_Work instructions:_
Make an exact copy of the records, with the pictures left out.

_Task input:_
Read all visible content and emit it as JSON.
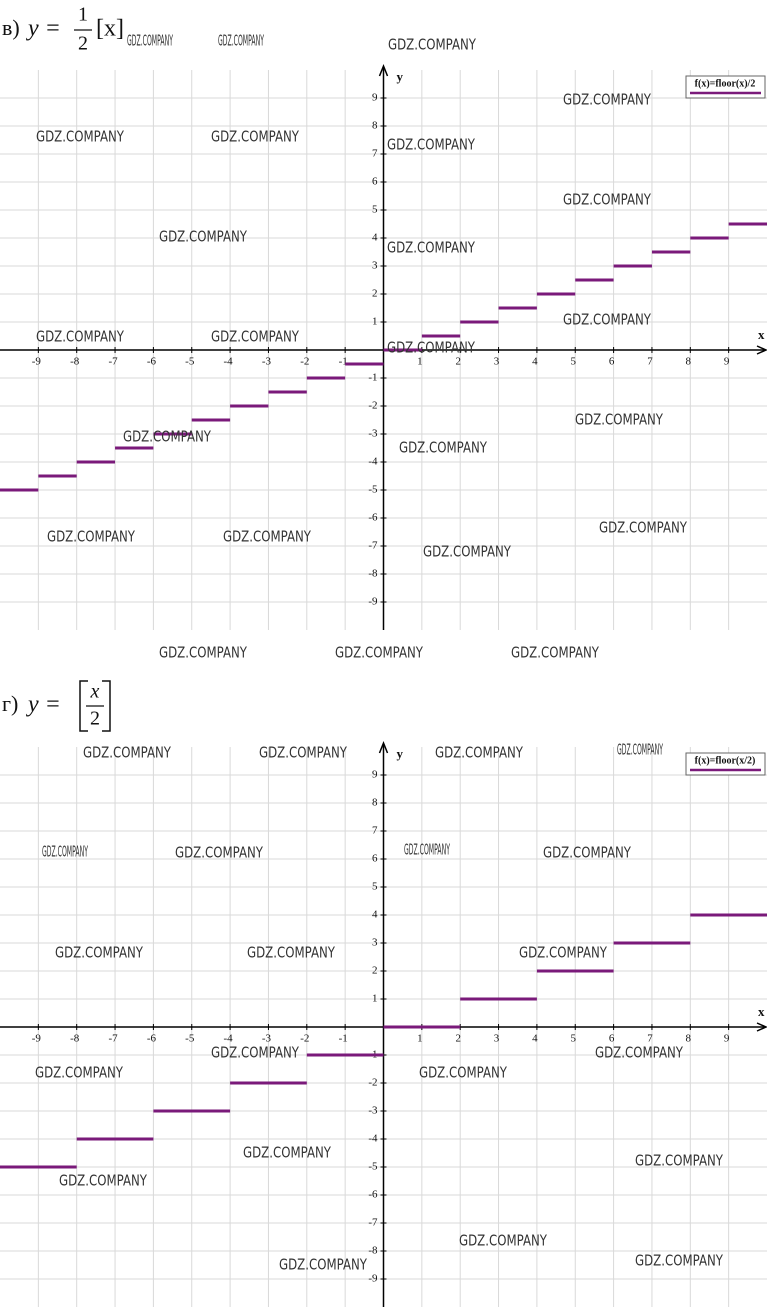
{
  "chart_data": [
    {
      "type": "step",
      "title": {
        "label": "в)",
        "lhs": "y =",
        "num": "1",
        "den": "2",
        "rest": "[x]"
      },
      "xlabel": "x",
      "ylabel": "y",
      "xlim": [
        -10,
        10
      ],
      "ylim": [
        -10,
        10
      ],
      "xticks": [
        -9,
        -8,
        -7,
        -6,
        -5,
        -4,
        -3,
        -2,
        -1,
        1,
        2,
        3,
        4,
        5,
        6,
        7,
        8,
        9
      ],
      "yticks": [
        -9,
        -8,
        -7,
        -6,
        -5,
        -4,
        -3,
        -2,
        -1,
        1,
        2,
        3,
        4,
        5,
        6,
        7,
        8,
        9
      ],
      "grid": true,
      "series": [
        {
          "name": "f(x)=floor(x)/2",
          "color": "#7a1a7a",
          "segments": [
            {
              "x": [
                -10,
                -9
              ],
              "y": -5
            },
            {
              "x": [
                -9,
                -8
              ],
              "y": -4.5
            },
            {
              "x": [
                -8,
                -7
              ],
              "y": -4
            },
            {
              "x": [
                -7,
                -6
              ],
              "y": -3.5
            },
            {
              "x": [
                -6,
                -5
              ],
              "y": -3
            },
            {
              "x": [
                -5,
                -4
              ],
              "y": -2.5
            },
            {
              "x": [
                -4,
                -3
              ],
              "y": -2
            },
            {
              "x": [
                -3,
                -2
              ],
              "y": -1.5
            },
            {
              "x": [
                -2,
                -1
              ],
              "y": -1
            },
            {
              "x": [
                -1,
                0
              ],
              "y": -0.5
            },
            {
              "x": [
                0,
                1
              ],
              "y": 0
            },
            {
              "x": [
                1,
                2
              ],
              "y": 0.5
            },
            {
              "x": [
                2,
                3
              ],
              "y": 1
            },
            {
              "x": [
                3,
                4
              ],
              "y": 1.5
            },
            {
              "x": [
                4,
                5
              ],
              "y": 2
            },
            {
              "x": [
                5,
                6
              ],
              "y": 2.5
            },
            {
              "x": [
                6,
                7
              ],
              "y": 3
            },
            {
              "x": [
                7,
                8
              ],
              "y": 3.5
            },
            {
              "x": [
                8,
                9
              ],
              "y": 4
            },
            {
              "x": [
                9,
                10
              ],
              "y": 4.5
            }
          ]
        }
      ]
    },
    {
      "type": "step",
      "title": {
        "label": "г)",
        "lhs": "y =",
        "num": "x",
        "den": "2"
      },
      "xlabel": "x",
      "ylabel": "y",
      "xlim": [
        -10,
        10
      ],
      "ylim": [
        -10,
        10
      ],
      "xticks": [
        -9,
        -8,
        -7,
        -6,
        -5,
        -4,
        -3,
        -2,
        -1,
        1,
        2,
        3,
        4,
        5,
        6,
        7,
        8,
        9
      ],
      "yticks": [
        -9,
        -8,
        -7,
        -6,
        -5,
        -4,
        -3,
        -2,
        -1,
        1,
        2,
        3,
        4,
        5,
        6,
        7,
        8,
        9
      ],
      "grid": true,
      "series": [
        {
          "name": "f(x)=floor(x/2)",
          "color": "#7a1a7a",
          "segments": [
            {
              "x": [
                -10,
                -8
              ],
              "y": -5
            },
            {
              "x": [
                -8,
                -6
              ],
              "y": -4
            },
            {
              "x": [
                -6,
                -4
              ],
              "y": -3
            },
            {
              "x": [
                -4,
                -2
              ],
              "y": -2
            },
            {
              "x": [
                -2,
                0
              ],
              "y": -1
            },
            {
              "x": [
                0,
                2
              ],
              "y": 0
            },
            {
              "x": [
                2,
                4
              ],
              "y": 1
            },
            {
              "x": [
                4,
                6
              ],
              "y": 2
            },
            {
              "x": [
                6,
                8
              ],
              "y": 3
            },
            {
              "x": [
                8,
                10
              ],
              "y": 4
            }
          ]
        }
      ]
    }
  ],
  "watermarks": [
    "GDZ.COMPANY",
    "GDZ.COMPANY",
    "GDZ.COMPANY",
    "GDZ.COMPANY",
    "GDZ.COMPANY",
    "GDZ.COMPANY",
    "GDZ.COMPANY",
    "GDZ.COMPANY",
    "GDZ.COMPANY",
    "GDZ.COMPANY",
    "GDZ.COMPANY",
    "GDZ.COMPANY",
    "GDZ.COMPANY",
    "GDZ.COMPANY",
    "GDZ.COMPANY",
    "GDZ.COMPANY",
    "GDZ.COMPANY",
    "GDZ.COMPANY",
    "GDZ.COMPANY",
    "GDZ.COMPANY",
    "GDZ.COMPANY",
    "GDZ.COMPANY",
    "GDZ.COMPANY",
    "GDZ.COMPANY",
    "GDZ.COMPANY",
    "GDZ.COMPANY",
    "GDZ.COMPANY",
    "GDZ.COMPANY",
    "GDZ.COMPANY",
    "GDZ.COMPANY",
    "GDZ.COMPANY",
    "GDZ.COMPANY",
    "GDZ.COMPANY",
    "GDZ.COMPANY",
    "GDZ.COMPANY",
    "GDZ.COMPANY",
    "GDZ.COMPANY",
    "GDZ.COMPANY",
    "GDZ.COMPANY",
    "GDZ.COMPANY",
    "GDZ.COMPANY",
    "GDZ.COMPANY",
    "GDZ.COMPANY",
    "GDZ.COMPANY",
    "GDZ.COMPANY"
  ]
}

_The answer:_
Read all visible content and emit it as JSON.
{
  "chart_data": [
    {
      "type": "step",
      "title": {
        "label": "в)",
        "lhs": "y =",
        "num": "1",
        "den": "2",
        "rest": "[x]"
      },
      "xlabel": "x",
      "ylabel": "y",
      "xlim": [
        -10,
        10
      ],
      "ylim": [
        -10,
        10
      ],
      "xticks": [
        -9,
        -8,
        -7,
        -6,
        -5,
        -4,
        -3,
        -2,
        -1,
        1,
        2,
        3,
        4,
        5,
        6,
        7,
        8,
        9
      ],
      "yticks": [
        -9,
        -8,
        -7,
        -6,
        -5,
        -4,
        -3,
        -2,
        -1,
        1,
        2,
        3,
        4,
        5,
        6,
        7,
        8,
        9
      ],
      "grid": true,
      "series": [
        {
          "name": "f(x)=floor(x)/2",
          "color": "#7a1a7a",
          "segments": [
            {
              "x": [
                -10,
                -9
              ],
              "y": -5
            },
            {
              "x": [
                -9,
                -8
              ],
              "y": -4.5
            },
            {
              "x": [
                -8,
                -7
              ],
              "y": -4
            },
            {
              "x": [
                -7,
                -6
              ],
              "y": -3.5
            },
            {
              "x": [
                -6,
                -5
              ],
              "y": -3
            },
            {
              "x": [
                -5,
                -4
              ],
              "y": -2.5
            },
            {
              "x": [
                -4,
                -3
              ],
              "y": -2
            },
            {
              "x": [
                -3,
                -2
              ],
              "y": -1.5
            },
            {
              "x": [
                -2,
                -1
              ],
              "y": -1
            },
            {
              "x": [
                -1,
                0
              ],
              "y": -0.5
            },
            {
              "x": [
                0,
                1
              ],
              "y": 0
            },
            {
              "x": [
                1,
                2
              ],
              "y": 0.5
            },
            {
              "x": [
                2,
                3
              ],
              "y": 1
            },
            {
              "x": [
                3,
                4
              ],
              "y": 1.5
            },
            {
              "x": [
                4,
                5
              ],
              "y": 2
            },
            {
              "x": [
                5,
                6
              ],
              "y": 2.5
            },
            {
              "x": [
                6,
                7
              ],
              "y": 3
            },
            {
              "x": [
                7,
                8
              ],
              "y": 3.5
            },
            {
              "x": [
                8,
                9
              ],
              "y": 4
            },
            {
              "x": [
                9,
                10
              ],
              "y": 4.5
            }
          ]
        }
      ]
    },
    {
      "type": "step",
      "title": {
        "label": "г)",
        "lhs": "y =",
        "num": "x",
        "den": "2"
      },
      "xlabel": "x",
      "ylabel": "y",
      "xlim": [
        -10,
        10
      ],
      "ylim": [
        -10,
        10
      ],
      "xticks": [
        -9,
        -8,
        -7,
        -6,
        -5,
        -4,
        -3,
        -2,
        -1,
        1,
        2,
        3,
        4,
        5,
        6,
        7,
        8,
        9
      ],
      "yticks": [
        -9,
        -8,
        -7,
        -6,
        -5,
        -4,
        -3,
        -2,
        -1,
        1,
        2,
        3,
        4,
        5,
        6,
        7,
        8,
        9
      ],
      "grid": true,
      "series": [
        {
          "name": "f(x)=floor(x/2)",
          "color": "#7a1a7a",
          "segments": [
            {
              "x": [
                -10,
                -8
              ],
              "y": -5
            },
            {
              "x": [
                -8,
                -6
              ],
              "y": -4
            },
            {
              "x": [
                -6,
                -4
              ],
              "y": -3
            },
            {
              "x": [
                -4,
                -2
              ],
              "y": -2
            },
            {
              "x": [
                -2,
                0
              ],
              "y": -1
            },
            {
              "x": [
                0,
                2
              ],
              "y": 0
            },
            {
              "x": [
                2,
                4
              ],
              "y": 1
            },
            {
              "x": [
                4,
                6
              ],
              "y": 2
            },
            {
              "x": [
                6,
                8
              ],
              "y": 3
            },
            {
              "x": [
                8,
                10
              ],
              "y": 4
            }
          ]
        }
      ]
    }
  ],
  "watermarks": [
    "GDZ.COMPANY",
    "GDZ.COMPANY",
    "GDZ.COMPANY",
    "GDZ.COMPANY",
    "GDZ.COMPANY",
    "GDZ.COMPANY",
    "GDZ.COMPANY",
    "GDZ.COMPANY",
    "GDZ.COMPANY",
    "GDZ.COMPANY",
    "GDZ.COMPANY",
    "GDZ.COMPANY",
    "GDZ.COMPANY",
    "GDZ.COMPANY",
    "GDZ.COMPANY",
    "GDZ.COMPANY",
    "GDZ.COMPANY",
    "GDZ.COMPANY",
    "GDZ.COMPANY",
    "GDZ.COMPANY",
    "GDZ.COMPANY",
    "GDZ.COMPANY",
    "GDZ.COMPANY",
    "GDZ.COMPANY",
    "GDZ.COMPANY",
    "GDZ.COMPANY",
    "GDZ.COMPANY",
    "GDZ.COMPANY",
    "GDZ.COMPANY",
    "GDZ.COMPANY",
    "GDZ.COMPANY",
    "GDZ.COMPANY",
    "GDZ.COMPANY",
    "GDZ.COMPANY",
    "GDZ.COMPANY",
    "GDZ.COMPANY",
    "GDZ.COMPANY",
    "GDZ.COMPANY",
    "GDZ.COMPANY",
    "GDZ.COMPANY",
    "GDZ.COMPANY",
    "GDZ.COMPANY",
    "GDZ.COMPANY",
    "GDZ.COMPANY",
    "GDZ.COMPANY"
  ]
}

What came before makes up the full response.